### Source records
::::::::::
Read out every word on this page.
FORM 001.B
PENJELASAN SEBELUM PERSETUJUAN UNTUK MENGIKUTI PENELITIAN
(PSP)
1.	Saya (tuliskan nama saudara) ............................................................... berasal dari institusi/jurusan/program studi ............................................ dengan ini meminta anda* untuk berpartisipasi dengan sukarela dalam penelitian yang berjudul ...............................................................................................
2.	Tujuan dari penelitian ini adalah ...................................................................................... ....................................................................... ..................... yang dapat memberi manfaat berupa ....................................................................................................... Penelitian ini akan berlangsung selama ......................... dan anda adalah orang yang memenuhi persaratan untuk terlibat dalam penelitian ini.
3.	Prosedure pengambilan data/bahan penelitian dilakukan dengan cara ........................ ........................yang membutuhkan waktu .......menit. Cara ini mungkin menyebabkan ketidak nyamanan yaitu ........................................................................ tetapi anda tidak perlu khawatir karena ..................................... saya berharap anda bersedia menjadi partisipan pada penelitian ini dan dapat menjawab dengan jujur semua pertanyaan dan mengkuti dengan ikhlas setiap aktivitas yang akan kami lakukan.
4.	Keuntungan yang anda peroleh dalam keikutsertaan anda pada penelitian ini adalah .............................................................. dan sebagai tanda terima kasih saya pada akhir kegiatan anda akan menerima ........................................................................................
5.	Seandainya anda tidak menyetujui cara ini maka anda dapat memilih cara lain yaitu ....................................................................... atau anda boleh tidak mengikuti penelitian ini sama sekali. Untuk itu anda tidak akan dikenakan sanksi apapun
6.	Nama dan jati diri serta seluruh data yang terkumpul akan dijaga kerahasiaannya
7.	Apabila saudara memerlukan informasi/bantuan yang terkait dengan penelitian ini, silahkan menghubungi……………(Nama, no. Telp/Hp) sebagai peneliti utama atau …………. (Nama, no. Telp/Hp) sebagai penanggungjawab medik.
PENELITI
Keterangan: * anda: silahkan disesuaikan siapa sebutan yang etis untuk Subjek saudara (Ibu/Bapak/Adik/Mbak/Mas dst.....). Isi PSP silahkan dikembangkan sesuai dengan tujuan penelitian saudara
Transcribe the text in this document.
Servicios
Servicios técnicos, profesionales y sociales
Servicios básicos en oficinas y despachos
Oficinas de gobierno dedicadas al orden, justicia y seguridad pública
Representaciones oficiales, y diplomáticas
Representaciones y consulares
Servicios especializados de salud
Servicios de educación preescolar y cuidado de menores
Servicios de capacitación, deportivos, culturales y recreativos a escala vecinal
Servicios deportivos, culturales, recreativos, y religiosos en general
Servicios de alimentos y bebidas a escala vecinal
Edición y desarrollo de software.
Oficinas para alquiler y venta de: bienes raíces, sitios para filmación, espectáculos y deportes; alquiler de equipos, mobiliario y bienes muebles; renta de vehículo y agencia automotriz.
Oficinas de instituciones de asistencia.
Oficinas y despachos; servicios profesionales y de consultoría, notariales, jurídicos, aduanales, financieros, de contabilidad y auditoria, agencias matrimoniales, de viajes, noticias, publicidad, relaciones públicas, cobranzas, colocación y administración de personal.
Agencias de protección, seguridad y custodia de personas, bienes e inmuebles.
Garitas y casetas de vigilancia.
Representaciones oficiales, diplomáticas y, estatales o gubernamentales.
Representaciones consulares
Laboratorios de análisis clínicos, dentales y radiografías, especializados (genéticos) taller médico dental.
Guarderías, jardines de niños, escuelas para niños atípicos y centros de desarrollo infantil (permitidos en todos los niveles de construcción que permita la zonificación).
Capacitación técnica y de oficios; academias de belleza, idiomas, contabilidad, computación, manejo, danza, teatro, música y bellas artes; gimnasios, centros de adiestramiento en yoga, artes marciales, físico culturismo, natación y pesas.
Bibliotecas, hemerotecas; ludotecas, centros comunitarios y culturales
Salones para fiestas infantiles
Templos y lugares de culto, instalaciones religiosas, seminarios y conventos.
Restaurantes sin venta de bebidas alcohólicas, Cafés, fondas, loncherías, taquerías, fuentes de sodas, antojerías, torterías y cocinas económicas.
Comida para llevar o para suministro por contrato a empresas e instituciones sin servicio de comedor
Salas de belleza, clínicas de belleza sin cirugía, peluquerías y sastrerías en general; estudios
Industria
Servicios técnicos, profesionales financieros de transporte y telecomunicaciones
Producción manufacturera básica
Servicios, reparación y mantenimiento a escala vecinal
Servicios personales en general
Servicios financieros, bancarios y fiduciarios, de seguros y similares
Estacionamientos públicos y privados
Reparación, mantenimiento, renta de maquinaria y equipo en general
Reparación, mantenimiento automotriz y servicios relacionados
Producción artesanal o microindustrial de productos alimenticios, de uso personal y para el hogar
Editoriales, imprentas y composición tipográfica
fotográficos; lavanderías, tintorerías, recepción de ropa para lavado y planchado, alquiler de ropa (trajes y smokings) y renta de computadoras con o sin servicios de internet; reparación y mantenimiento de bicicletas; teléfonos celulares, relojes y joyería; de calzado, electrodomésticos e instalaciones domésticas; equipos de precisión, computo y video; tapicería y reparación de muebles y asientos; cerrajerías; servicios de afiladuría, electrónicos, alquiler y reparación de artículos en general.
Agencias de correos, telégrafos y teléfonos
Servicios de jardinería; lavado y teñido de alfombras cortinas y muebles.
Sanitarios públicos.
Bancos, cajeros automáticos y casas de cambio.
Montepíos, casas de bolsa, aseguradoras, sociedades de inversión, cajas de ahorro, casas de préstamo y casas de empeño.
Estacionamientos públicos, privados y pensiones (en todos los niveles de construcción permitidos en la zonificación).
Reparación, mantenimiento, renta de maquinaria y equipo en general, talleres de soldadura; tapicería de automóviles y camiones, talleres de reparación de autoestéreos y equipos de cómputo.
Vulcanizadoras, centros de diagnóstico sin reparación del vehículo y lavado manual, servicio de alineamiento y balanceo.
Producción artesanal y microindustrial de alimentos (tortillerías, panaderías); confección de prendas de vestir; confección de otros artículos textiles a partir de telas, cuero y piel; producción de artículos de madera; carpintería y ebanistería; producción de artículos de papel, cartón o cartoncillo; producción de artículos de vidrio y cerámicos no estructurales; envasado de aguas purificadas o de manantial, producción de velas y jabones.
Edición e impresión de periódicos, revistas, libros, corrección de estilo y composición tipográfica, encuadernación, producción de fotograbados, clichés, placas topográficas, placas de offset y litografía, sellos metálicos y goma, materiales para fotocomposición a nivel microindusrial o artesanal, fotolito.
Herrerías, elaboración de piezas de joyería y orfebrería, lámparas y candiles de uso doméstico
::::::::::
### Problem details
Repeat every record, exactly as written.

### Completed exercise
Read out every word on this page.
FORM 001.B
PENJELASAN SEBELUM PERSETUJUAN UNTUK MENGIKUTI PENELITIAN
(PSP)
1.	Saya (tuliskan nama saudara) ............................................................... berasal dari institusi/jurusan/program studi ............................................ dengan ini meminta anda* untuk berpartisipasi dengan sukarela dalam penelitian yang berjudul ...............................................................................................
2.	Tujuan dari penelitian ini adalah ...................................................................................... ....................................................................... ..................... yang dapat memberi manfaat berupa ....................................................................................................... Penelitian ini akan berlangsung selama ......................... dan anda adalah orang yang memenuhi persaratan untuk terlibat dalam penelitian ini.
3.	Prosedure pengambilan data/bahan penelitian dilakukan dengan cara ........................ ........................yang membutuhkan waktu .......menit. Cara ini mungkin menyebabkan ketidak nyamanan yaitu ........................................................................ tetapi anda tidak perlu khawatir karena ..................................... saya berharap anda bersedia menjadi partisipan pada penelitian ini dan dapat menjawab dengan jujur semua pertanyaan dan mengkuti dengan ikhlas setiap aktivitas yang akan kami lakukan.
4.	Keuntungan yang anda peroleh dalam keikutsertaan anda pada penelitian ini adalah .............................................................. dan sebagai tanda terima kasih saya pada akhir kegiatan anda akan menerima ........................................................................................
5.	Seandainya anda tidak menyetujui cara ini maka anda dapat memilih cara lain yaitu ....................................................................... atau anda boleh tidak mengikuti penelitian ini sama sekali. Untuk itu anda tidak akan dikenakan sanksi apapun
6.	Nama dan jati diri serta seluruh data yang terkumpul akan dijaga kerahasiaannya
7.	Apabila saudara memerlukan informasi/bantuan yang terkait dengan penelitian ini, silahkan menghubungi……………(Nama, no. Telp/Hp) sebagai peneliti utama atau …………. (Nama, no. Telp/Hp) sebagai penanggungjawab medik.
PENELITI
Keterangan: * anda: silahkan disesuaikan siapa sebutan yang etis untuk Subjek saudara (Ibu/Bapak/Adik/Mbak/Mas dst.....). Isi PSP silahkan dikembangkan sesuai dengan tujuan penelitian saudara
Transcribe the text in this document.
Servicios
Servicios técnicos, profesionales y sociales
Servicios básicos en oficinas y despachos
Oficinas de gobierno dedicadas al orden, justicia y seguridad pública
Representaciones oficiales, y diplomáticas
Representaciones y consulares
Servicios especializados de salud
Servicios de educación preescolar y cuidado de menores
Servicios de capacitación, deportivos, culturales y recreativos a escala vecinal
Servicios deportivos, culturales, recreativos, y religiosos en general
Servicios de alimentos y bebidas a escala vecinal
Edición y desarrollo de software.
Oficinas para alquiler y venta de: bienes raíces, sitios para filmación, espectáculos y deportes; alquiler de equipos, mobiliario y bienes muebles; renta de vehículo y agencia automotriz.
Oficinas de instituciones de asistencia.
Oficinas y despachos; servicios profesionales y de consultoría, notariales, jurídicos, aduanales, financieros, de contabilidad y auditoria, agencias matrimoniales, de viajes, noticias, publicidad, relaciones públicas, cobranzas, colocación y administración de personal.
Agencias de protección, seguridad y custodia de personas, bienes e inmuebles.
Garitas y casetas de vigilancia.
Representaciones oficiales, diplomáticas y, estatales o gubernamentales.
Representaciones consulares
Laboratorios de análisis clínicos, dentales y radiografías, especializados (genéticos) taller médico dental.
Guarderías, jardines de niños, escuelas para niños atípicos y centros de desarrollo infantil (permitidos en todos los niveles de construcción que permita la zonificación).
Capacitación técnica y de oficios; academias de belleza, idiomas, contabilidad, computación, manejo, danza, teatro, música y bellas artes; gimnasios, centros de adiestramiento en yoga, artes marciales, físico culturismo, natación y pesas.
Bibliotecas, hemerotecas; ludotecas, centros comunitarios y culturales
Salones para fiestas infantiles
Templos y lugares de culto, instalaciones religiosas, seminarios y conventos.
Restaurantes sin venta de bebidas alcohólicas, Cafés, fondas, loncherías, taquerías, fuentes de sodas, antojerías, torterías y cocinas económicas.
Comida para llevar o para suministro por contrato a empresas e instituciones sin servicio de comedor
Salas de belleza, clínicas de belleza sin cirugía, peluquerías y sastrerías en general; estudios
Industria
Servicios técnicos, profesionales financieros de transporte y telecomunicaciones
Producción manufacturera básica
Servicios, reparación y mantenimiento a escala vecinal
Servicios personales en general
Servicios financieros, bancarios y fiduciarios, de seguros y similares
Estacionamientos públicos y privados
Reparación, mantenimiento, renta de maquinaria y equipo en general
Reparación, mantenimiento automotriz y servicios relacionados
Producción artesanal o microindustrial de productos alimenticios, de uso personal y para el hogar
Editoriales, imprentas y composición tipográfica
fotográficos; lavanderías, tintorerías, recepción de ropa para lavado y planchado, alquiler de ropa (trajes y smokings) y renta de computadoras con o sin servicios de internet; reparación y mantenimiento de bicicletas; teléfonos celulares, relojes y joyería; de calzado, electrodomésticos e instalaciones domésticas; equipos de precisión, computo y video; tapicería y reparación de muebles y asientos; cerrajerías; servicios de afiladuría, electrónicos, alquiler y reparación de artículos en general.
Agencias de correos, telégrafos y teléfonos
Servicios de jardinería; lavado y teñido de alfombras cortinas y muebles.
Sanitarios públicos.
Bancos, cajeros automáticos y casas de cambio.
Montepíos, casas de bolsa, aseguradoras, sociedades de inversión, cajas de ahorro, casas de préstamo y casas de empeño.
Estacionamientos públicos, privados y pensiones (en todos los niveles de construcción permitidos en la zonificación).
Reparación, mantenimiento, renta de maquinaria y equipo en general, talleres de soldadura; tapicería de automóviles y camiones, talleres de reparación de autoestéreos y equipos de cómputo.
Vulcanizadoras, centros de diagnóstico sin reparación del vehículo y lavado manual, servicio de alineamiento y balanceo.
Producción artesanal y microindustrial de alimentos (tortillerías, panaderías); confección de prendas de vestir; confección de otros artículos textiles a partir de telas, cuero y piel; producción de artículos de madera; carpintería y ebanistería; producción de artículos de papel, cartón o cartoncillo; producción de artículos de vidrio y cerámicos no estructurales; envasado de aguas purificadas o de manantial, producción de velas y jabones.
Edición e impresión de periódicos, revistas, libros, corrección de estilo y composición tipográfica, encuadernación, producción de fotograbados, clichés, placas topográficas, placas de offset y litografía, sellos metálicos y goma, materiales para fotocomposición a nivel microindusrial o artesanal, fotolito.
Herrerías, elaboración de piezas de joyería y orfebrería, lámparas y candiles de uso doméstico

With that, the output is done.